§ Extracted records:
****************************************

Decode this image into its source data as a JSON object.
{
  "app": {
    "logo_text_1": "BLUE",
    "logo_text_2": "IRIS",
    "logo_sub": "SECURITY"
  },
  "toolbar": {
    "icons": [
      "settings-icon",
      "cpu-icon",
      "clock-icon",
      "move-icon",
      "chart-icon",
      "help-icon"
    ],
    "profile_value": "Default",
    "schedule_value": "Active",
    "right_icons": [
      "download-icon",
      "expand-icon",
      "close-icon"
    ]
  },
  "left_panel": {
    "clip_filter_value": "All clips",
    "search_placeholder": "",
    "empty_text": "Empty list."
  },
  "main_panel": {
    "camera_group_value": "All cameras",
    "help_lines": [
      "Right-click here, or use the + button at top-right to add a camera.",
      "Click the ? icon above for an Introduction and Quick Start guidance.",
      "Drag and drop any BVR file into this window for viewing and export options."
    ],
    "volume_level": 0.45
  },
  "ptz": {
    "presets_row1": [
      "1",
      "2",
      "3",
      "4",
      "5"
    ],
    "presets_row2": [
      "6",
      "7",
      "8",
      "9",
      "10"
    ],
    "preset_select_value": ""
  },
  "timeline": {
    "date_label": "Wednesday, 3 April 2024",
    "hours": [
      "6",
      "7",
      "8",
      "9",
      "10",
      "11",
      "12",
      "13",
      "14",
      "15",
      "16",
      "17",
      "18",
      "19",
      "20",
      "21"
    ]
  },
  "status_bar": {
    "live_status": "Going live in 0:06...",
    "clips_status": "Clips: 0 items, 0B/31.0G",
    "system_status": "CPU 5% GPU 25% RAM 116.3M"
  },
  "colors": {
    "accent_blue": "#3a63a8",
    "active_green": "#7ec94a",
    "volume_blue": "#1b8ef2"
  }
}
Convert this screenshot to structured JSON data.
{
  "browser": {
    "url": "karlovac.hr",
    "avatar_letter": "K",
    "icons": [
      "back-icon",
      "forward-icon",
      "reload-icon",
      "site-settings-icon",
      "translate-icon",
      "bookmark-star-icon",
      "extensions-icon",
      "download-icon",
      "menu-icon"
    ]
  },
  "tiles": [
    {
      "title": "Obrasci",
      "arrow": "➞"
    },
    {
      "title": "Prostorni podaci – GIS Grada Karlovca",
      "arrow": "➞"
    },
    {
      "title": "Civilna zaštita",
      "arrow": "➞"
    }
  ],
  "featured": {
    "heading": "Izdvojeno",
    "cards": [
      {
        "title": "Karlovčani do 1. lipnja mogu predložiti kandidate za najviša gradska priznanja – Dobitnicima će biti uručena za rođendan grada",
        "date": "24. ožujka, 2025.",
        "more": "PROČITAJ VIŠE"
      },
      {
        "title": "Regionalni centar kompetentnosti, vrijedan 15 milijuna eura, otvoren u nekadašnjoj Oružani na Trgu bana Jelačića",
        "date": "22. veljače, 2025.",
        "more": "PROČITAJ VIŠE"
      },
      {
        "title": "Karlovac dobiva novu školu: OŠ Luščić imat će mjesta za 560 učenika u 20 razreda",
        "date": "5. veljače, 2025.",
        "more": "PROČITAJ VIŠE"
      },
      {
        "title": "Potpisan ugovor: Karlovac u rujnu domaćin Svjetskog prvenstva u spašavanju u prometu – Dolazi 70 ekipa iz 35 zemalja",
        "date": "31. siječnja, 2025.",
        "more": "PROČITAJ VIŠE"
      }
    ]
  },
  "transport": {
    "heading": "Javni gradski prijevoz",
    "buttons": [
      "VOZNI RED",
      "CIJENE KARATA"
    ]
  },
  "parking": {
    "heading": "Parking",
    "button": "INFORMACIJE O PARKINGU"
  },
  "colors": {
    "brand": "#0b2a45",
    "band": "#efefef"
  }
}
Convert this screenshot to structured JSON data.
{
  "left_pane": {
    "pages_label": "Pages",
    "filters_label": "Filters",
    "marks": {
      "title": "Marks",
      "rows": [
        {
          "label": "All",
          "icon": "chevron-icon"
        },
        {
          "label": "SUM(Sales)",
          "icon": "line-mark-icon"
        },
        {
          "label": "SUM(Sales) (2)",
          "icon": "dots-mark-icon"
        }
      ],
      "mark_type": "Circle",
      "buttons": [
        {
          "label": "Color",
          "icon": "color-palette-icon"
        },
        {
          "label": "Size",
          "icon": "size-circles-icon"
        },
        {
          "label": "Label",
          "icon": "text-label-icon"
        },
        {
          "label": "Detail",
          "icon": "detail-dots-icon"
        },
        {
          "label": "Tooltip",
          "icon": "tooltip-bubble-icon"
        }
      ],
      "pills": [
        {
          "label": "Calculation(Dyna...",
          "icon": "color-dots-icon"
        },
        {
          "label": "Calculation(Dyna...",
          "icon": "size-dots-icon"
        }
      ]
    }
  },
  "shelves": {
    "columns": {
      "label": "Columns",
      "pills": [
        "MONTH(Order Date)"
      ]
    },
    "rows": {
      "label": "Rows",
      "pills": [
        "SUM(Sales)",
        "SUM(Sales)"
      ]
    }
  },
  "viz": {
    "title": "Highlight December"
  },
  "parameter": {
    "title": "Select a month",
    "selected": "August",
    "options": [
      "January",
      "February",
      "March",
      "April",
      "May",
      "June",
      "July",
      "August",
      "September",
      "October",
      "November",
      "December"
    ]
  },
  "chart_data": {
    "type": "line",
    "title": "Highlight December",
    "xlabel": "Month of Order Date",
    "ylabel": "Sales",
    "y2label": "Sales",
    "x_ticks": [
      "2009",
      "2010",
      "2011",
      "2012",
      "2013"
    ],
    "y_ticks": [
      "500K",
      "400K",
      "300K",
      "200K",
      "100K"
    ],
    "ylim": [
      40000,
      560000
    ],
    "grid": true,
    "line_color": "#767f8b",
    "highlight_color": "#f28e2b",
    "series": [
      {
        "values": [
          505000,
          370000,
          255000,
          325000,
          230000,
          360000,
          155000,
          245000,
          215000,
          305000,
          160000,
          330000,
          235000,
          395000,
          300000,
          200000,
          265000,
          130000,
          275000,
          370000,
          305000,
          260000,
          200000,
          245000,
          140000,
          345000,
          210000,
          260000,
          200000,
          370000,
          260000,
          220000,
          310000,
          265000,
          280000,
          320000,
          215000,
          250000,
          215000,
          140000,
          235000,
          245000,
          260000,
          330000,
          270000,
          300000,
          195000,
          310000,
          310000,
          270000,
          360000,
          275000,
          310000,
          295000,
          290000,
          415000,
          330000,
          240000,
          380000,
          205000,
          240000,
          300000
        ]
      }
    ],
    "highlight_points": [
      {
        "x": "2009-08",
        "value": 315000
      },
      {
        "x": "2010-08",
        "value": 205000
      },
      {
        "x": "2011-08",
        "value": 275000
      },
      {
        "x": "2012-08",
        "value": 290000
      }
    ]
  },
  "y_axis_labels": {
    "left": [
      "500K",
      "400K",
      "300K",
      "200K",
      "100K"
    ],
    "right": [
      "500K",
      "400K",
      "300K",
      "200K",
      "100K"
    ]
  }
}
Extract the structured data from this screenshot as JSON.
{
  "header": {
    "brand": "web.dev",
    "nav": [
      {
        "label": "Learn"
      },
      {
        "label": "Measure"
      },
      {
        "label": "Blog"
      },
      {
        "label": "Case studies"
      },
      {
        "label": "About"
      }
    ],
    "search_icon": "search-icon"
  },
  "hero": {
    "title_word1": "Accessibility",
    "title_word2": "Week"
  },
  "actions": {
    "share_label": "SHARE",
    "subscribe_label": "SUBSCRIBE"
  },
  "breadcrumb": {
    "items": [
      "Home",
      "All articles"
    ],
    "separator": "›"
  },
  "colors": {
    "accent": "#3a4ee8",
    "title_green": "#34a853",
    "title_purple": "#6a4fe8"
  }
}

****************************************

§ Given instruction:
Return all of the entries word for word.

§ Answer for this exercise:
Decode this image into its source data as a JSON object.
{
  "app": {
    "logo_text_1": "BLUE",
    "logo_text_2": "IRIS",
    "logo_sub": "SECURITY"
  },
  "toolbar": {
    "icons": [
      "settings-icon",
      "cpu-icon",
      "clock-icon",
      "move-icon",
      "chart-icon",
      "help-icon"
    ],
    "profile_value": "Default",
    "schedule_value": "Active",
    "right_icons": [
      "download-icon",
      "expand-icon",
      "close-icon"
    ]
  },
  "left_panel": {
    "clip_filter_value": "All clips",
    "search_placeholder": "",
    "empty_text": "Empty list."
  },
  "main_panel": {
    "camera_group_value": "All cameras",
    "help_lines": [
      "Right-click here, or use the + button at top-right to add a camera.",
      "Click the ? icon above for an Introduction and Quick Start guidance.",
      "Drag and drop any BVR file into this window for viewing and export options."
    ],
    "volume_level": 0.45
  },
  "ptz": {
    "presets_row1": [
      "1",
      "2",
      "3",
      "4",
      "5"
    ],
    "presets_row2": [
      "6",
      "7",
      "8",
      "9",
      "10"
    ],
    "preset_select_value": ""
  },
  "timeline": {
    "date_label": "Wednesday, 3 April 2024",
    "hours": [
      "6",
      "7",
      "8",
      "9",
      "10",
      "11",
      "12",
      "13",
      "14",
      "15",
      "16",
      "17",
      "18",
      "19",
      "20",
      "21"
    ]
  },
  "status_bar": {
    "live_status": "Going live in 0:06...",
    "clips_status": "Clips: 0 items, 0B/31.0G",
    "system_status": "CPU 5% GPU 25% RAM 116.3M"
  },
  "colors": {
    "accent_blue": "#3a63a8",
    "active_green": "#7ec94a",
    "volume_blue": "#1b8ef2"
  }
}
Convert this screenshot to structured JSON data.
{
  "browser": {
    "url": "karlovac.hr",
    "avatar_letter": "K",
    "icons": [
      "back-icon",
      "forward-icon",
      "reload-icon",
      "site-settings-icon",
      "translate-icon",
      "bookmark-star-icon",
      "extensions-icon",
      "download-icon",
      "menu-icon"
    ]
  },
  "tiles": [
    {
      "title": "Obrasci",
      "arrow": "➞"
    },
    {
      "title": "Prostorni podaci – GIS Grada Karlovca",
      "arrow": "➞"
    },
    {
      "title": "Civilna zaštita",
      "arrow": "➞"
    }
  ],
  "featured": {
    "heading": "Izdvojeno",
    "cards": [
      {
        "title": "Karlovčani do 1. lipnja mogu predložiti kandidate za najviša gradska priznanja – Dobitnicima će biti uručena za rođendan grada",
        "date": "24. ožujka, 2025.",
        "more": "PROČITAJ VIŠE"
      },
      {
        "title": "Regionalni centar kompetentnosti, vrijedan 15 milijuna eura, otvoren u nekadašnjoj Oružani na Trgu bana Jelačića",
        "date": "22. veljače, 2025.",
        "more": "PROČITAJ VIŠE"
      },
      {
        "title": "Karlovac dobiva novu školu: OŠ Luščić imat će mjesta za 560 učenika u 20 razreda",
        "date": "5. veljače, 2025.",
        "more": "PROČITAJ VIŠE"
      },
      {
        "title": "Potpisan ugovor: Karlovac u rujnu domaćin Svjetskog prvenstva u spašavanju u prometu – Dolazi 70 ekipa iz 35 zemalja",
        "date": "31. siječnja, 2025.",
        "more": "PROČITAJ VIŠE"
      }
    ]
  },
  "transport": {
    "heading": "Javni gradski prijevoz",
    "buttons": [
      "VOZNI RED",
      "CIJENE KARATA"
    ]
  },
  "parking": {
    "heading": "Parking",
    "button": "INFORMACIJE O PARKINGU"
  },
  "colors": {
    "brand": "#0b2a45",
    "band": "#efefef"
  }
}
Convert this screenshot to structured JSON data.
{
  "left_pane": {
    "pages_label": "Pages",
    "filters_label": "Filters",
    "marks": {
      "title": "Marks",
      "rows": [
        {
          "label": "All",
          "icon": "chevron-icon"
        },
        {
          "label": "SUM(Sales)",
          "icon": "line-mark-icon"
        },
        {
          "label": "SUM(Sales) (2)",
          "icon": "dots-mark-icon"
        }
      ],
      "mark_type": "Circle",
      "buttons": [
        {
          "label": "Color",
          "icon": "color-palette-icon"
        },
        {
          "label": "Size",
          "icon": "size-circles-icon"
        },
        {
          "label": "Label",
          "icon": "text-label-icon"
        },
        {
          "label": "Detail",
          "icon": "detail-dots-icon"
        },
        {
          "label": "Tooltip",
          "icon": "tooltip-bubble-icon"
        }
      ],
      "pills": [
        {
          "label": "Calculation(Dyna...",
          "icon": "color-dots-icon"
        },
        {
          "label": "Calculation(Dyna...",
          "icon": "size-dots-icon"
        }
      ]
    }
  },
  "shelves": {
    "columns": {
      "label": "Columns",
      "pills": [
        "MONTH(Order Date)"
      ]
    },
    "rows": {
      "label": "Rows",
      "pills": [
        "SUM(Sales)",
        "SUM(Sales)"
      ]
    }
  },
  "viz": {
    "title": "Highlight December"
  },
  "parameter": {
    "title": "Select a month",
    "selected": "August",
    "options": [
      "January",
      "February",
      "March",
      "April",
      "May",
      "June",
      "July",
      "August",
      "September",
      "October",
      "November",
      "December"
    ]
  },
  "chart_data": {
    "type": "line",
    "title": "Highlight December",
    "xlabel": "Month of Order Date",
    "ylabel": "Sales",
    "y2label": "Sales",
    "x_ticks": [
      "2009",
      "2010",
      "2011",
      "2012",
      "2013"
    ],
    "y_ticks": [
      "500K",
      "400K",
      "300K",
      "200K",
      "100K"
    ],
    "ylim": [
      40000,
      560000
    ],
    "grid": true,
    "line_color": "#767f8b",
    "highlight_color": "#f28e2b",
    "series": [
      {
        "values": [
          505000,
          370000,
          255000,
          325000,
          230000,
          360000,
          155000,
          245000,
          215000,
          305000,
          160000,
          330000,
          235000,
          395000,
          300000,
          200000,
          265000,
          130000,
          275000,
          370000,
          305000,
          260000,
          200000,
          245000,
          140000,
          345000,
          210000,
          260000,
          200000,
          370000,
          260000,
          220000,
          310000,
          265000,
          280000,
          320000,
          215000,
          250000,
          215000,
          140000,
          235000,
          245000,
          260000,
          330000,
          270000,
          300000,
          195000,
          310000,
          310000,
          270000,
          360000,
          275000,
          310000,
          295000,
          290000,
          415000,
          330000,
          240000,
          380000,
          205000,
          240000,
          300000
        ]
      }
    ],
    "highlight_points": [
      {
        "x": "2009-08",
        "value": 315000
      },
      {
        "x": "2010-08",
        "value": 205000
      },
      {
        "x": "2011-08",
        "value": 275000
      },
      {
        "x": "2012-08",
        "value": 290000
      }
    ]
  },
  "y_axis_labels": {
    "left": [
      "500K",
      "400K",
      "300K",
      "200K",
      "100K"
    ],
    "right": [
      "500K",
      "400K",
      "300K",
      "200K",
      "100K"
    ]
  }
}
Extract the structured data from this screenshot as JSON.
{
  "header": {
    "brand": "web.dev",
    "nav": [
      {
        "label": "Learn"
      },
      {
        "label": "Measure"
      },
      {
        "label": "Blog"
      },
      {
        "label": "Case studies"
      },
      {
        "label": "About"
      }
    ],
    "search_icon": "search-icon"
  },
  "hero": {
    "title_word1": "Accessibility",
    "title_word2": "Week"
  },
  "actions": {
    "share_label": "SHARE",
    "subscribe_label": "SUBSCRIBE"
  },
  "breadcrumb": {
    "items": [
      "Home",
      "All articles"
    ],
    "separator": "›"
  },
  "colors": {
    "accent": "#3a4ee8",
    "title_green": "#34a853",
    "title_purple": "#6a4fe8"
  }
}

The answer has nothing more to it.